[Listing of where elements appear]
————————

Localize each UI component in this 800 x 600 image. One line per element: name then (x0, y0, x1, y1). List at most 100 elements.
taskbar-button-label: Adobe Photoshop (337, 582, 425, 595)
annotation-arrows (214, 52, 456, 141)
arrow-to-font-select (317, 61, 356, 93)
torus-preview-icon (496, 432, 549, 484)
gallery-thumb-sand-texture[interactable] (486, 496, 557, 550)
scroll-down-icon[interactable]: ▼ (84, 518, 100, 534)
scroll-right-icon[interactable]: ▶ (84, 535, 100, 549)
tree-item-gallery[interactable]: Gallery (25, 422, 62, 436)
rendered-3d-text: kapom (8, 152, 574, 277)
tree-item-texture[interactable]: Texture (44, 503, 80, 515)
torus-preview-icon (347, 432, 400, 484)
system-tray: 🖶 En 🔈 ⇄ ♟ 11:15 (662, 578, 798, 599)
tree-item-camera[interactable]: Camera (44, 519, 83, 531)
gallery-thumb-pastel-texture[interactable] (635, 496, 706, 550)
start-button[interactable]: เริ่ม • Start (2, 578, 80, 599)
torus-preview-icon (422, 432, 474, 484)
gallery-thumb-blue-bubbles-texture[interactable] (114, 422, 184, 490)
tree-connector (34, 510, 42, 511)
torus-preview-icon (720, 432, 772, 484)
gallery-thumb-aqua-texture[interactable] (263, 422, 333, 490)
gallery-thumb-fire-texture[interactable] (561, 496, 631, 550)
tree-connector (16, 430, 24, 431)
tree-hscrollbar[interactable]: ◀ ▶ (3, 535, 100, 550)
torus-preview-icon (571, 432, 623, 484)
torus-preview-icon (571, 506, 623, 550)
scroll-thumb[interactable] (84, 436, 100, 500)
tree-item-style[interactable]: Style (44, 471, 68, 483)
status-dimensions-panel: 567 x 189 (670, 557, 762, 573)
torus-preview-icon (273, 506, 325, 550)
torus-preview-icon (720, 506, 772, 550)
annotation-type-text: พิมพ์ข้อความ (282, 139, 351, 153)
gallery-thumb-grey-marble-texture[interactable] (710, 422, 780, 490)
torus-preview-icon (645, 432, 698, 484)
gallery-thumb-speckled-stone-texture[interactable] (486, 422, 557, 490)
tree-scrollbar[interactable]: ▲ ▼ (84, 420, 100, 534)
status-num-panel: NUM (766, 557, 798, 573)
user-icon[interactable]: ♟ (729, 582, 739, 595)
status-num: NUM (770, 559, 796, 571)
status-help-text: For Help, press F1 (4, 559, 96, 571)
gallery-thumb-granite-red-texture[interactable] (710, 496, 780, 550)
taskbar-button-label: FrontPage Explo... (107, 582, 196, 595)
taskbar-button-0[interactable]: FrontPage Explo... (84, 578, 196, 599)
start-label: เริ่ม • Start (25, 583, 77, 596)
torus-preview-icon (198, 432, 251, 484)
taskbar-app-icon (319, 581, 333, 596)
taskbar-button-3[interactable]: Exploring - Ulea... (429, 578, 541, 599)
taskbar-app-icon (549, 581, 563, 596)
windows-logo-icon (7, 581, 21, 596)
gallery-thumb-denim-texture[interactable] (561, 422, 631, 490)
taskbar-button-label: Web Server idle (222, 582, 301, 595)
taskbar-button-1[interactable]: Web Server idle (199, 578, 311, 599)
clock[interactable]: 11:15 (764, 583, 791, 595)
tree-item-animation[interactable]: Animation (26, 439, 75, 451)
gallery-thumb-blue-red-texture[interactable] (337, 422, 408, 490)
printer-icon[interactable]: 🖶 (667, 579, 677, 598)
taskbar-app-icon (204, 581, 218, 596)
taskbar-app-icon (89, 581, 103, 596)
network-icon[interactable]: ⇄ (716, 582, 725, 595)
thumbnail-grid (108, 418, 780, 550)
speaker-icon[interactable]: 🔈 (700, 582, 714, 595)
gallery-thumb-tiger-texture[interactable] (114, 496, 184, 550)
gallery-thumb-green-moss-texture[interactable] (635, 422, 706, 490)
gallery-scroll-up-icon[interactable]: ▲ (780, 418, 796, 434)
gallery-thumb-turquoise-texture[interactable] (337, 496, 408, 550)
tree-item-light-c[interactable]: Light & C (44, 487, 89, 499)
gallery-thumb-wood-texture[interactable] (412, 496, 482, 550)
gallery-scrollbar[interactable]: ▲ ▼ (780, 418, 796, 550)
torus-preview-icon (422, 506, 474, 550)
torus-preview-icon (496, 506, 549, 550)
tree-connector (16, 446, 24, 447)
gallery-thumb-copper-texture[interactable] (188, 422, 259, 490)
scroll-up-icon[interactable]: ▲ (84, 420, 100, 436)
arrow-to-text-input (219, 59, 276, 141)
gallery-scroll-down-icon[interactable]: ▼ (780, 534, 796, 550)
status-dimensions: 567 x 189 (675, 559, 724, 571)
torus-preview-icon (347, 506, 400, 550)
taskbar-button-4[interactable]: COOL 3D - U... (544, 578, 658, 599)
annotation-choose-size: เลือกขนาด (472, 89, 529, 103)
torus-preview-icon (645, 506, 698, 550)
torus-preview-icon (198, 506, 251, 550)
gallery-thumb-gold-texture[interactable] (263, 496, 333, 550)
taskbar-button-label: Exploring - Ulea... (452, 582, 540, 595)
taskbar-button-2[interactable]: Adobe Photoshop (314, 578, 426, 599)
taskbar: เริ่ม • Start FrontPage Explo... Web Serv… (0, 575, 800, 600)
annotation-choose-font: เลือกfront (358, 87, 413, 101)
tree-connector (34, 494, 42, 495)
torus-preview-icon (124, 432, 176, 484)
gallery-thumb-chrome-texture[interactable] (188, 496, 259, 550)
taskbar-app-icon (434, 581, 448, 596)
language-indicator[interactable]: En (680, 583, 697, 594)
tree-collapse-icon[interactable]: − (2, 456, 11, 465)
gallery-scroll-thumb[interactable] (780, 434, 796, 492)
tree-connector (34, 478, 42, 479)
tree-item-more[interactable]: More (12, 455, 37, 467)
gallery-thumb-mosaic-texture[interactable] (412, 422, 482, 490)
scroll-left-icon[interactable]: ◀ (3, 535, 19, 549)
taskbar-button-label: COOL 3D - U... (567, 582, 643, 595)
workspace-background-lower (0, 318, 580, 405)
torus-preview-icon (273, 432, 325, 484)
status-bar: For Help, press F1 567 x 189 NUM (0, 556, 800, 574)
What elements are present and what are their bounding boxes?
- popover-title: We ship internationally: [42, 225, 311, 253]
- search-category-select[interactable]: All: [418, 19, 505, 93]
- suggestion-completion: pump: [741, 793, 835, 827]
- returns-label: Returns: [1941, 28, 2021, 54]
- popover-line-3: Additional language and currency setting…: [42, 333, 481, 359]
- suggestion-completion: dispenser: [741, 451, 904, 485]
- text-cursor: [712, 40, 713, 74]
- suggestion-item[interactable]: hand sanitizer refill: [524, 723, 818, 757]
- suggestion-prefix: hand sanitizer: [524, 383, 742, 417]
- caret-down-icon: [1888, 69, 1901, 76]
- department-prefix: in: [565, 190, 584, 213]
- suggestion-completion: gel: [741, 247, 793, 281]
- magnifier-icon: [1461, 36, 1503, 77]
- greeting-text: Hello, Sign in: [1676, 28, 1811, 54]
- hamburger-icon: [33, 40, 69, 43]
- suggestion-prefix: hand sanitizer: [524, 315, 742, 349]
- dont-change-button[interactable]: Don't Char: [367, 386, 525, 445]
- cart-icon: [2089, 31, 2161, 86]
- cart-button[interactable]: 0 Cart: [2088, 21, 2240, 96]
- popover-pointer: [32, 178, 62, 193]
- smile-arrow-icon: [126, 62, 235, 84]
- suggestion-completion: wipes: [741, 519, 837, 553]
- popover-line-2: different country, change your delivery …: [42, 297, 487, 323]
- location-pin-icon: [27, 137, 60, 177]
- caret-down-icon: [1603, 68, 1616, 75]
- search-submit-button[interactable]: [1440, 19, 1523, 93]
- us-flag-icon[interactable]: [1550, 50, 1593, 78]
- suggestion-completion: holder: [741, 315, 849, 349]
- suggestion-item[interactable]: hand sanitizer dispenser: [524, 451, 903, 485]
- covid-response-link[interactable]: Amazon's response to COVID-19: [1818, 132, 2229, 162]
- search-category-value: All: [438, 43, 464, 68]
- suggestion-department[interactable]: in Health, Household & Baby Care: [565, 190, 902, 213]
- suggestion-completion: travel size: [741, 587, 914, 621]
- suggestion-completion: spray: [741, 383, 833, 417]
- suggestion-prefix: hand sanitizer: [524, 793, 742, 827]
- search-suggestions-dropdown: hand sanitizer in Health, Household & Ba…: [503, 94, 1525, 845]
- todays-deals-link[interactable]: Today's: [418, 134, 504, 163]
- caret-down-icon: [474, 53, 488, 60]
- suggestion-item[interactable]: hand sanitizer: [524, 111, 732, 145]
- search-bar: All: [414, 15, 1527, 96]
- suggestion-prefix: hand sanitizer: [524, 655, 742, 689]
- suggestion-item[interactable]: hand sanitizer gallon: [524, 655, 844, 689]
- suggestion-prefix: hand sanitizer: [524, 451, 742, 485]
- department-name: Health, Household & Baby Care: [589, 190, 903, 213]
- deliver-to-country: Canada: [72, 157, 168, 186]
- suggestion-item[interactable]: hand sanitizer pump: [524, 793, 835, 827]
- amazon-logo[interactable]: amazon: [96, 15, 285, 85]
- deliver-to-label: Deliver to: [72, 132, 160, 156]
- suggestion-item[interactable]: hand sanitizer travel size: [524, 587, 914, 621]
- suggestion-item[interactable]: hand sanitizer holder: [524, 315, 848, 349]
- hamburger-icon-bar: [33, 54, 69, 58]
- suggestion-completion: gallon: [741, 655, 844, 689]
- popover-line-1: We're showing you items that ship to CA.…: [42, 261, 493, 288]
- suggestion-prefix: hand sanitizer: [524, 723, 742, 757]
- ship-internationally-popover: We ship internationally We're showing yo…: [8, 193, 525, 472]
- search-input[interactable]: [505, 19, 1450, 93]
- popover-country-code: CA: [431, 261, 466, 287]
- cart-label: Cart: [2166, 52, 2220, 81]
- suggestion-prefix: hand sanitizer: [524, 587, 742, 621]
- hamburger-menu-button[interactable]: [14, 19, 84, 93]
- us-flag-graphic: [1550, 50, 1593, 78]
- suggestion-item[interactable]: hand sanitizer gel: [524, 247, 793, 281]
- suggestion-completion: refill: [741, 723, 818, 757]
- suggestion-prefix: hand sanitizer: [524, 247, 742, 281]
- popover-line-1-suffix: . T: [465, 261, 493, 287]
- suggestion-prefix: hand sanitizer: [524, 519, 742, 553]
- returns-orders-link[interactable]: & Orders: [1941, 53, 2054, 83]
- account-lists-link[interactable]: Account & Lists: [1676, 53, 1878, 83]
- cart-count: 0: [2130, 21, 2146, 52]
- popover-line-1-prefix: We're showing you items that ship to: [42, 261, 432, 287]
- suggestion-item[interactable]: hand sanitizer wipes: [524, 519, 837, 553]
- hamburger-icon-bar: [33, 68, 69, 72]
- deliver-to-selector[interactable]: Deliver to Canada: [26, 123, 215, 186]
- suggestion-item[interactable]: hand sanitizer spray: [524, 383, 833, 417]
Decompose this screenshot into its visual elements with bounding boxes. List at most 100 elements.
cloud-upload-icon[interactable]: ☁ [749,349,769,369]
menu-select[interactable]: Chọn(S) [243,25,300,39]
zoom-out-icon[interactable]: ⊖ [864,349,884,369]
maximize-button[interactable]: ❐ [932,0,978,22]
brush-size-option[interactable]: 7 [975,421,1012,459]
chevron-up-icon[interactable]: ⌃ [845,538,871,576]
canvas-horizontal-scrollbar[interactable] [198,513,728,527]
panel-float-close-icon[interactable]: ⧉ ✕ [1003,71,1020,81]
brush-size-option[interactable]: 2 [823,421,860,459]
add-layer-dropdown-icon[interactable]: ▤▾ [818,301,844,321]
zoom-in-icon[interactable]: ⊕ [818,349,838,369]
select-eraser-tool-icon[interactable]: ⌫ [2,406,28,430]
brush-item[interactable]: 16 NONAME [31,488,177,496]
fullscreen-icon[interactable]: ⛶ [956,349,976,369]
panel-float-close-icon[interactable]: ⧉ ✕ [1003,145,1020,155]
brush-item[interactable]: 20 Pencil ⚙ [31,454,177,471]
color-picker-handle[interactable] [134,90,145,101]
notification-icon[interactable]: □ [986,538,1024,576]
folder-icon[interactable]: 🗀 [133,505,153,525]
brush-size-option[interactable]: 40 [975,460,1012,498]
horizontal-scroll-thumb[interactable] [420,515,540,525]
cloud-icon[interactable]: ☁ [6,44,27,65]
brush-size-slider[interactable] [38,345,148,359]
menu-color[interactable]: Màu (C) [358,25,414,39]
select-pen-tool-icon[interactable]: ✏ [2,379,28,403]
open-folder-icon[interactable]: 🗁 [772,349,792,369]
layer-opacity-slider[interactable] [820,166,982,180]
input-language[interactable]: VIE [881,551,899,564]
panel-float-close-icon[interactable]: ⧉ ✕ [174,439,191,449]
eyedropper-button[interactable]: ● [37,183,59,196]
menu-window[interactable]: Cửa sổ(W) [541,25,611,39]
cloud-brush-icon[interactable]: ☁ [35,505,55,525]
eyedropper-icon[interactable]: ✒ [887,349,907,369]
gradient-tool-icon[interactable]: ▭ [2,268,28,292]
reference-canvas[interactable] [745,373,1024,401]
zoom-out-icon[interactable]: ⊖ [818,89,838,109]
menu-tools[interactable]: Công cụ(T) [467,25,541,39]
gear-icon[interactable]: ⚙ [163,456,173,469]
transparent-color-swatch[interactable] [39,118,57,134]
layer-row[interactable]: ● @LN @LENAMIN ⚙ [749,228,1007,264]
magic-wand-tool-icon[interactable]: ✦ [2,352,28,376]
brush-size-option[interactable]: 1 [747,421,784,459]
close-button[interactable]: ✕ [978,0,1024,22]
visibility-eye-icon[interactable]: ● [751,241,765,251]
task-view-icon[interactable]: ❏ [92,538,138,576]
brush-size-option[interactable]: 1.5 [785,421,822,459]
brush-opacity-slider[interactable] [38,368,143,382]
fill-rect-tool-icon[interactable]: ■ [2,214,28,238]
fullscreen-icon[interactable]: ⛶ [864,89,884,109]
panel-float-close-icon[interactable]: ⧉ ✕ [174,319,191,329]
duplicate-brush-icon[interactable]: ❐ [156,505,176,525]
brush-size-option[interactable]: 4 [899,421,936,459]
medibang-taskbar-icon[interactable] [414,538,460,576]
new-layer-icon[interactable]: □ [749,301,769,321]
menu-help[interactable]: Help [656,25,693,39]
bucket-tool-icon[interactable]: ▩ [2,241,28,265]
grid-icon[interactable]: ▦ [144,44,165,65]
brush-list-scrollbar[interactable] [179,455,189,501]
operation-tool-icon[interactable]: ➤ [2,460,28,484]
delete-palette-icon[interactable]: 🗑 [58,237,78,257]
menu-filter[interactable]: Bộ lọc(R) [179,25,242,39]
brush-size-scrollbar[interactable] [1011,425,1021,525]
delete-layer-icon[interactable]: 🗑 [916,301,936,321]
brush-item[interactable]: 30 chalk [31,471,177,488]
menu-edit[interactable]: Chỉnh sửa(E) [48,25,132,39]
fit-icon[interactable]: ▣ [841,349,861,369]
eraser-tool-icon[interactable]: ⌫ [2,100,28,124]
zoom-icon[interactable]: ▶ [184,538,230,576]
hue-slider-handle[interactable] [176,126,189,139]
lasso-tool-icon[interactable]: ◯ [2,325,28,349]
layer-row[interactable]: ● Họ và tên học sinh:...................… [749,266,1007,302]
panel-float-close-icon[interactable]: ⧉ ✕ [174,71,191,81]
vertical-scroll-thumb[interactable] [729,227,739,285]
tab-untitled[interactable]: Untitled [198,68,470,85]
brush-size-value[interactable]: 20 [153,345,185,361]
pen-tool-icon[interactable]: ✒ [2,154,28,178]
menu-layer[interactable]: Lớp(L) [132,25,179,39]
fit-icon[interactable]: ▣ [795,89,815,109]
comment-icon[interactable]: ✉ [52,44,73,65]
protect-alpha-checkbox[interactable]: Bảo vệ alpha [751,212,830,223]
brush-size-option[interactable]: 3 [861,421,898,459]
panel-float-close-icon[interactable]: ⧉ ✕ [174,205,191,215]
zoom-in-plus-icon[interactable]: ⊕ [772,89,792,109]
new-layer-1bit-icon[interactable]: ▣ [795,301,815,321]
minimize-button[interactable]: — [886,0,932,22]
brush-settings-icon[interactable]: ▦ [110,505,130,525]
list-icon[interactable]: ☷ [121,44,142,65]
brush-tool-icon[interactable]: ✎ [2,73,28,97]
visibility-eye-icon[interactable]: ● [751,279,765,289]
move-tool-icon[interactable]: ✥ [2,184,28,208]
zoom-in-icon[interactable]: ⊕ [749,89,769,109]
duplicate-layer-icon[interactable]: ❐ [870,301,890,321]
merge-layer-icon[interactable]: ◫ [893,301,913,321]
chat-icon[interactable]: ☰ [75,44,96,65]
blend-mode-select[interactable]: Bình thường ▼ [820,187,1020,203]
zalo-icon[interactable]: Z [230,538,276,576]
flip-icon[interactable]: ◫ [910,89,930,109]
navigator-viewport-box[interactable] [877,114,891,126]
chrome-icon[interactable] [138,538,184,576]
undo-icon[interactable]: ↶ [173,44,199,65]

————————

Set problem = Can you retype the listing verbatim, starting at its first line and stopping after the line containing "torus-preview-icon (571, 506, 623, 550)", with both ends included?

Solution for this problem =
Localize each UI component in this 800 x 600 image. One line per element: name then (x0, y0, x1, y1). List at most 100 elements.
taskbar-button-label: Adobe Photoshop (337, 582, 425, 595)
annotation-arrows (214, 52, 456, 141)
arrow-to-font-select (317, 61, 356, 93)
torus-preview-icon (496, 432, 549, 484)
gallery-thumb-sand-texture[interactable] (486, 496, 557, 550)
scroll-down-icon[interactable]: ▼ (84, 518, 100, 534)
scroll-right-icon[interactable]: ▶ (84, 535, 100, 549)
tree-item-gallery[interactable]: Gallery (25, 422, 62, 436)
rendered-3d-text: kapom (8, 152, 574, 277)
tree-item-texture[interactable]: Texture (44, 503, 80, 515)
torus-preview-icon (347, 432, 400, 484)
system-tray: 🖶 En 🔈 ⇄ ♟ 11:15 (662, 578, 798, 599)
tree-item-camera[interactable]: Camera (44, 519, 83, 531)
gallery-thumb-pastel-texture[interactable] (635, 496, 706, 550)
start-button[interactable]: เริ่ม • Start (2, 578, 80, 599)
torus-preview-icon (422, 432, 474, 484)
gallery-thumb-blue-bubbles-texture[interactable] (114, 422, 184, 490)
tree-connector (34, 510, 42, 511)
torus-preview-icon (720, 432, 772, 484)
gallery-thumb-aqua-texture[interactable] (263, 422, 333, 490)
gallery-thumb-fire-texture[interactable] (561, 496, 631, 550)
tree-connector (16, 430, 24, 431)
tree-hscrollbar[interactable]: ◀ ▶ (3, 535, 100, 550)
torus-preview-icon (571, 432, 623, 484)
torus-preview-icon (571, 506, 623, 550)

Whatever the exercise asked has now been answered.